- [Aim]:
In the material below, find each line holding the string "MEADOW" and copy it.

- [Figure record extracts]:

----

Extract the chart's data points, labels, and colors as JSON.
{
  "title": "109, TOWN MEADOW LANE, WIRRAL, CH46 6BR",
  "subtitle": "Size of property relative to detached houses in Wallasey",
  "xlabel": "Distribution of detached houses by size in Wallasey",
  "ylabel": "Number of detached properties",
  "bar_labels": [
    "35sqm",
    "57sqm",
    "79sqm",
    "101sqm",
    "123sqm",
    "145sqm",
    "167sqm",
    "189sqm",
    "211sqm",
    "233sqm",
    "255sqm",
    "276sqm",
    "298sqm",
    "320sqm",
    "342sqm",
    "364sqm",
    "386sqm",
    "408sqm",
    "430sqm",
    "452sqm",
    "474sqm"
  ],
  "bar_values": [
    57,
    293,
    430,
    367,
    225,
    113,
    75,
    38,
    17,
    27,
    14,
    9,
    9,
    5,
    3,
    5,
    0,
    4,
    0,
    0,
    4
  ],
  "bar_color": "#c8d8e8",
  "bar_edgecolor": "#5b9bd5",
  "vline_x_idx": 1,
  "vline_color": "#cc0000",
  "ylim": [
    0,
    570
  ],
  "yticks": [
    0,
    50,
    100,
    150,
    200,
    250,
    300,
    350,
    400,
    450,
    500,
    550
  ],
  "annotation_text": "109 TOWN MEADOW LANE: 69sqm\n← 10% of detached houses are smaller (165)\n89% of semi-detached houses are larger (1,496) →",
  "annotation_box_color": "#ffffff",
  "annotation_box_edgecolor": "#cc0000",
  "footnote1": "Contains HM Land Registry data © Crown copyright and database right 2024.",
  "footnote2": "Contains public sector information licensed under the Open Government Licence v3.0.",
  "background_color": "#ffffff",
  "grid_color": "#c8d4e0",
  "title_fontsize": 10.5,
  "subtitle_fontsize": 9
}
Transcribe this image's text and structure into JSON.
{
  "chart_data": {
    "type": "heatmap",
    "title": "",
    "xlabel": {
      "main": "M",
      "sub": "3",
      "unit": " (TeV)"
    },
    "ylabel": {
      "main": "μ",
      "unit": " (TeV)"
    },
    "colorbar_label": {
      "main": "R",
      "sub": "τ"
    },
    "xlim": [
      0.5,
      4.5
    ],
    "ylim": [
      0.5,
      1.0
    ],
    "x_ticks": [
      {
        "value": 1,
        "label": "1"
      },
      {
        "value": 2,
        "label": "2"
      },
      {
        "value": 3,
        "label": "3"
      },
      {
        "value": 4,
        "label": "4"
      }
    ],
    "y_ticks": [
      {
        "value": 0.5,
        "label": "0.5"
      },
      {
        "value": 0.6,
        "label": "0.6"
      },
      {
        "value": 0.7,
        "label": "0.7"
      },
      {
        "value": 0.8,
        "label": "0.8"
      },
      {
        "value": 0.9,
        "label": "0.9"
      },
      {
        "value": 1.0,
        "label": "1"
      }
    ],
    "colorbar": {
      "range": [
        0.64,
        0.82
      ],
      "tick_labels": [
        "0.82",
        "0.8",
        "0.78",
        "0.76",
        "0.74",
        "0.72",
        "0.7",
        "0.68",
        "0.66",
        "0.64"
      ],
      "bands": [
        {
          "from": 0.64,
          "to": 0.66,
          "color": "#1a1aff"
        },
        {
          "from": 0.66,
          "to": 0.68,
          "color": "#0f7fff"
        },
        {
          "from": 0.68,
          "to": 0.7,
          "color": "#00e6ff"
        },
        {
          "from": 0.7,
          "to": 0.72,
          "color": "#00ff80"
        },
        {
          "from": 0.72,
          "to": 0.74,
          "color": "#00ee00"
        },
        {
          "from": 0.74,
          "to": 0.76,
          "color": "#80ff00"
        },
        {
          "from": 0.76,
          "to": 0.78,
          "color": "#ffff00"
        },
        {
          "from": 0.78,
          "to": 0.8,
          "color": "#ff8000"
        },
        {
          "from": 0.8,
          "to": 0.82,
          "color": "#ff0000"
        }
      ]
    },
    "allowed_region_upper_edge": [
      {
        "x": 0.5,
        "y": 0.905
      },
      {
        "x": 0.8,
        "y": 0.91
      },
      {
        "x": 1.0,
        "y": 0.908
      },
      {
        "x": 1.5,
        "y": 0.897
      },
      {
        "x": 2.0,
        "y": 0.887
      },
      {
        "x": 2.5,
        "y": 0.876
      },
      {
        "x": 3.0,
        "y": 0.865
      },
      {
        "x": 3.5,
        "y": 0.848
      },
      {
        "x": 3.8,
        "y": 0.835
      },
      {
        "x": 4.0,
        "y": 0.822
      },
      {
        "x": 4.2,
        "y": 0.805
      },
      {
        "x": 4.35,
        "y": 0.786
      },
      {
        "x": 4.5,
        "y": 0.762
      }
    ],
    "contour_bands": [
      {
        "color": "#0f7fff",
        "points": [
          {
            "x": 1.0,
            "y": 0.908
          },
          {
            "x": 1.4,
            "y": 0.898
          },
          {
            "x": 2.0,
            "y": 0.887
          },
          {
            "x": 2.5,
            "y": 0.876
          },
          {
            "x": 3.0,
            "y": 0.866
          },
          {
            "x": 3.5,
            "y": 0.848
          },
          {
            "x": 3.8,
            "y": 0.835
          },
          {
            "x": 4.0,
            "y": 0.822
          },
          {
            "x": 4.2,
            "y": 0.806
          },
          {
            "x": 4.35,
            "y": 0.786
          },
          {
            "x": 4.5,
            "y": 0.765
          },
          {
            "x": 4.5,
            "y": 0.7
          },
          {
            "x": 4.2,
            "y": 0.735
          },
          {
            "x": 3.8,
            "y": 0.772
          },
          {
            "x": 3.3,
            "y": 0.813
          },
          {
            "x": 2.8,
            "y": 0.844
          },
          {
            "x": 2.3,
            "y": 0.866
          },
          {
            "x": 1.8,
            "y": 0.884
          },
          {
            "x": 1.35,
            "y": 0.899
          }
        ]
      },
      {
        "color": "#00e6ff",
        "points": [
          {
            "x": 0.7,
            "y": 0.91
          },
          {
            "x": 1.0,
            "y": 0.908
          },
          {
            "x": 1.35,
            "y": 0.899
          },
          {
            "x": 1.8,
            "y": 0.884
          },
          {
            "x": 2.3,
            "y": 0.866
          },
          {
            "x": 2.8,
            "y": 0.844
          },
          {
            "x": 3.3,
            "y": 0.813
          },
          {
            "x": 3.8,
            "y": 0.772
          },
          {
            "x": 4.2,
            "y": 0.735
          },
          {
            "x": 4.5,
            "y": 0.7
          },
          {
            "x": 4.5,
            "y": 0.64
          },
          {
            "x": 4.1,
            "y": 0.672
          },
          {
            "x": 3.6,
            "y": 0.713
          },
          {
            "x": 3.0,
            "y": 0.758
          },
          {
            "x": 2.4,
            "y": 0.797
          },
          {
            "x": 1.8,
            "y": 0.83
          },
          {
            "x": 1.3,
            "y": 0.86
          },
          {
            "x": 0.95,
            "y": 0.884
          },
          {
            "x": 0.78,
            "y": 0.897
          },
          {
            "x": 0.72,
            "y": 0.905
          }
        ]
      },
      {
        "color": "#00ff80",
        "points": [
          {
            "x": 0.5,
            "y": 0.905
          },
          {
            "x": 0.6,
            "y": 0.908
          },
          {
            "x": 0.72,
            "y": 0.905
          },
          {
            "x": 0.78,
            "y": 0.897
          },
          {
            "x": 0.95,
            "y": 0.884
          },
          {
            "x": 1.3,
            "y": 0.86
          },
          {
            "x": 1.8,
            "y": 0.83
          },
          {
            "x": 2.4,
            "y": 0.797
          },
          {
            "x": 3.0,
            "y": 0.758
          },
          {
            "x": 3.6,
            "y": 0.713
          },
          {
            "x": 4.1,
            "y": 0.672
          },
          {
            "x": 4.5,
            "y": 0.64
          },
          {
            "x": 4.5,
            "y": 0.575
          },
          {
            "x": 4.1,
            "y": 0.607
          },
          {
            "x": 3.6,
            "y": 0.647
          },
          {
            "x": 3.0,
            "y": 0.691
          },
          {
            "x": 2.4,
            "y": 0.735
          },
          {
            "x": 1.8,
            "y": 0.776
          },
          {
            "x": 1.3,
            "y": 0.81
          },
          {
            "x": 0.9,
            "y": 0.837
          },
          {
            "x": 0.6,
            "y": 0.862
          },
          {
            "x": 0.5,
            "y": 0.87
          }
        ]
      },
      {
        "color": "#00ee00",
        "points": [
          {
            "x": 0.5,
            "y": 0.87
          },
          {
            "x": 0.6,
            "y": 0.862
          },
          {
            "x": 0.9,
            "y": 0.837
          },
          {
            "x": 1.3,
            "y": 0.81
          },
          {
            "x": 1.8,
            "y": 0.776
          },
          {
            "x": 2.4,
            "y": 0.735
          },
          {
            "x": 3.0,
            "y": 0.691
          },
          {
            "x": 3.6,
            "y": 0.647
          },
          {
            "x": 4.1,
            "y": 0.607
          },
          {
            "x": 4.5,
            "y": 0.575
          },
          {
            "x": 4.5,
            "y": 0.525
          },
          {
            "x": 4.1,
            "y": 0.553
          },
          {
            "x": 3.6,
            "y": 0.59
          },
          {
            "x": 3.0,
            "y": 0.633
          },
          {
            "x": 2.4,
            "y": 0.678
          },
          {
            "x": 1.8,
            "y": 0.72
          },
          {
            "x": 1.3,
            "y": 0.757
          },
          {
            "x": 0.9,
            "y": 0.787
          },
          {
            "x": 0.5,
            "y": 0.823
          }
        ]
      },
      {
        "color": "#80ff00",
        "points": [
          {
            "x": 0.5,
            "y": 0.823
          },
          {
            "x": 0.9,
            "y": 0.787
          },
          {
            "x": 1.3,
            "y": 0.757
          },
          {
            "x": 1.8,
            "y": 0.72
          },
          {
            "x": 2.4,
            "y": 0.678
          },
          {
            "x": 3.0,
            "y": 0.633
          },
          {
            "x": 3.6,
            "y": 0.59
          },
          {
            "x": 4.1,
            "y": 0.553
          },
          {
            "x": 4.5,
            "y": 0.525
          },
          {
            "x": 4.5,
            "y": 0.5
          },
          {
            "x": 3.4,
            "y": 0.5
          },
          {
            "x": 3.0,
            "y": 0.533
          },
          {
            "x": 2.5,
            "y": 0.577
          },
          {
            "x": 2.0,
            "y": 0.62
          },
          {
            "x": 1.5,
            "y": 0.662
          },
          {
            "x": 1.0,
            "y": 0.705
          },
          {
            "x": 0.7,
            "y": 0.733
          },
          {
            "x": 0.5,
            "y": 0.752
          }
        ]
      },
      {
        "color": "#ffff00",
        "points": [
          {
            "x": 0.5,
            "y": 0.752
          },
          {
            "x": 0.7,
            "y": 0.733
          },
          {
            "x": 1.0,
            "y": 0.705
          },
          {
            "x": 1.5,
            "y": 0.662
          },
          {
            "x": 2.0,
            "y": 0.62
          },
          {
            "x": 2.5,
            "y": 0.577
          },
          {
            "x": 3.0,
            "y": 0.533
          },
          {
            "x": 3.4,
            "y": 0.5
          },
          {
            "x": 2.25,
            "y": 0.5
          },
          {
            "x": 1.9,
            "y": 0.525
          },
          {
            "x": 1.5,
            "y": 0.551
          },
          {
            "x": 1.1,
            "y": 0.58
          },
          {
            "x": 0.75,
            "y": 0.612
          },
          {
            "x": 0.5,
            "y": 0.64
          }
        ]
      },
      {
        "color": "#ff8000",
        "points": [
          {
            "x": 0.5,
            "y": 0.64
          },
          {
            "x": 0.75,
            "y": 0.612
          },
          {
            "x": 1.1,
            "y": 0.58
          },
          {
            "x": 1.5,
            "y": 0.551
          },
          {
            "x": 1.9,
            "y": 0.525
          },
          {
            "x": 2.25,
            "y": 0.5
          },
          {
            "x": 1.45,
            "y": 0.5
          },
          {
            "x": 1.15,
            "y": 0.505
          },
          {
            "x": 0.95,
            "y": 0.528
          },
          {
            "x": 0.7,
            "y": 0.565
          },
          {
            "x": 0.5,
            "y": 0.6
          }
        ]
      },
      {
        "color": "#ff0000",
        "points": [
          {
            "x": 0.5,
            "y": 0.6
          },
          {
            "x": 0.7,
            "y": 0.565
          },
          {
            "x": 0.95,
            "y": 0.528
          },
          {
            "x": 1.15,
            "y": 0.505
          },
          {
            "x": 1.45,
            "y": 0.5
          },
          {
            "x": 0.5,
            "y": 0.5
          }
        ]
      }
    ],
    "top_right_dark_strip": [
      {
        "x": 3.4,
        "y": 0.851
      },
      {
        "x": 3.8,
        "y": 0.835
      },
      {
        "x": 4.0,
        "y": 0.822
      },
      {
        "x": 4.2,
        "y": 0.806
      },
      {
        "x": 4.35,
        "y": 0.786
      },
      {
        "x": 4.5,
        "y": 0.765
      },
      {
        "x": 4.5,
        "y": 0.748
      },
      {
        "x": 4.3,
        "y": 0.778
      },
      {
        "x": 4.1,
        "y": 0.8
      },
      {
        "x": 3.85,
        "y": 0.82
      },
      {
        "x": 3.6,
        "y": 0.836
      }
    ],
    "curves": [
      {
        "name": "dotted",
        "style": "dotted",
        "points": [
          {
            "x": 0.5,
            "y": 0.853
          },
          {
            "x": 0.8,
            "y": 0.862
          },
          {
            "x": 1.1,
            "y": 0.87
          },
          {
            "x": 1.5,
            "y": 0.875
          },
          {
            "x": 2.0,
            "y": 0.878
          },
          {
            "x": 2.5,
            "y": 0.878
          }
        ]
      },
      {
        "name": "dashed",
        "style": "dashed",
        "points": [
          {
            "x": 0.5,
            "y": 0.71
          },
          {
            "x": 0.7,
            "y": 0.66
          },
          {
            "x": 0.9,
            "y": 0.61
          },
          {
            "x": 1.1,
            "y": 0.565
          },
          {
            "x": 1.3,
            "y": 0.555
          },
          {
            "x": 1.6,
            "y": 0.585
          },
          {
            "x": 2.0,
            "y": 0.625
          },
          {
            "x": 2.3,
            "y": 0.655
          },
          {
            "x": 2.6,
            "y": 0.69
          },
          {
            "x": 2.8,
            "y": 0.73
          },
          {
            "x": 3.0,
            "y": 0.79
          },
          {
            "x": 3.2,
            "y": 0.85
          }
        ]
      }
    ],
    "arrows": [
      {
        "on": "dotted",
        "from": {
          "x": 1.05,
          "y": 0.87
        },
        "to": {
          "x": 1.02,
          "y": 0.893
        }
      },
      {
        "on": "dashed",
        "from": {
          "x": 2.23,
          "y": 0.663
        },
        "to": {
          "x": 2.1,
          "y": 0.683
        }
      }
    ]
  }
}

----

- [Written answer]:
  "title": "109, TOWN MEADOW LANE, WIRRAL, CH46 6BR",
  "annotation_text": "109 TOWN MEADOW LANE: 69sqm\n← 10% of detached houses are smaller (165)\n89% of semi-detached houses are larger (1,496) →",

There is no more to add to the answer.